## Work to complete
Pull out every line with the word "五年级上" from the entries below.

## Raw records
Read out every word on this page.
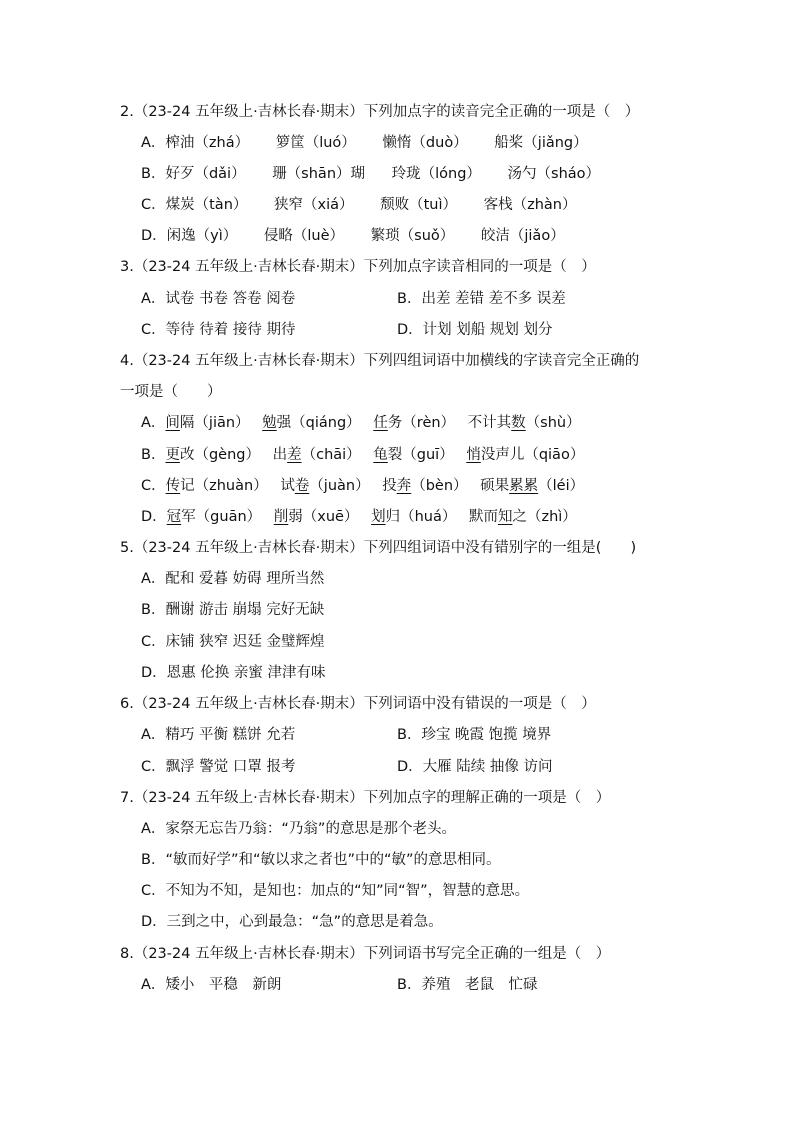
2.（23-24 五年级上·吉林长春·期末）下列加点字的读音完全正确的一项是（　）
A．榨油（zhá） 箩筐（luó） 懒惰（duò） 船桨（jiǎng）
B．好歹（dǎi） 珊（shān）瑚 玲珑（lóng） 汤勺（sháo）
C．煤炭（tàn） 狭窄（xiá） 颓败（tuì） 客栈（zhàn）
D．闲逸（yì） 侵略（luè） 繁琐（suǒ） 皎洁（jiǎo）
3.（23-24 五年级上·吉林长春·期末）下列加点字读音相同的一项是（　）
A．试卷 书卷 答卷 阅卷	B．出差 差错 差不多 误差
C．等待 待着 接待 期待	D．计划 划船 规划 划分
4.（23-24 五年级上·吉林长春·期末）下列四组词语中加横线的字读音完全正确的
一项是（　　）
A．间隔（jiān） 勉强（qiáng） 任务（rèn） 不计其数（shù）
B．更改（gèng） 出差（chāi） 龟裂（guī） 悄没声儿（qiāo）
C．传记（zhuàn） 试卷（juàn） 投奔（bèn） 硕果累累（léi）
D．冠军（guān） 削弱（xuē） 划归（huá） 默而知之（zhì）
5.（23-24 五年级上·吉林长春·期末）下列四组词语中没有错别字的一组是(　　)
A．配和 爱暮 妨碍 理所当然
B．酬谢 游击 崩塌 完好无缺
C．床铺 狭窄 迟廷 金璧辉煌
D．恩惠 伦换 亲蜜 津津有味
6.（23-24 五年级上·吉林长春·期末）下列词语中没有错误的一项是（　）
A．精巧 平衡 糕饼 允若	B．珍宝 晚霞 饱揽 境界
C．飘浮 警觉 口罩 报考	D．大雁 陆续 抽像 访问
7.（23-24 五年级上·吉林长春·期末）下列加点字的理解正确的一项是（　）
A．家祭无忘告乃翁：“乃翁”的意思是那个老头。
B．“敏而好学”和“敏以求之者也”中的“敏”的意思相同。
C．不知为不知，是知也：加点的“知”同“智”，智慧的意思。
D．三到之中，心到最急：“急”的意思是着急。
8.（23-24 五年级上·吉林长春·期末）下列词语书写完全正确的一组是（　）
A．矮小　平稳　新朗	B．养殖　老鼠　忙碌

## Output for this task
2.（23-24 五年级上·吉林长春·期末）下列加点字的读音完全正确的一项是（　）
3.（23-24 五年级上·吉林长春·期末）下列加点字读音相同的一项是（　）
4.（23-24 五年级上·吉林长春·期末）下列四组词语中加横线的字读音完全正确的
5.（23-24 五年级上·吉林长春·期末）下列四组词语中没有错别字的一组是(　　)
6.（23-24 五年级上·吉林长春·期末）下列词语中没有错误的一项是（　）
7.（23-24 五年级上·吉林长春·期末）下列加点字的理解正确的一项是（　）
8.（23-24 五年级上·吉林长春·期末）下列词语书写完全正确的一组是（　）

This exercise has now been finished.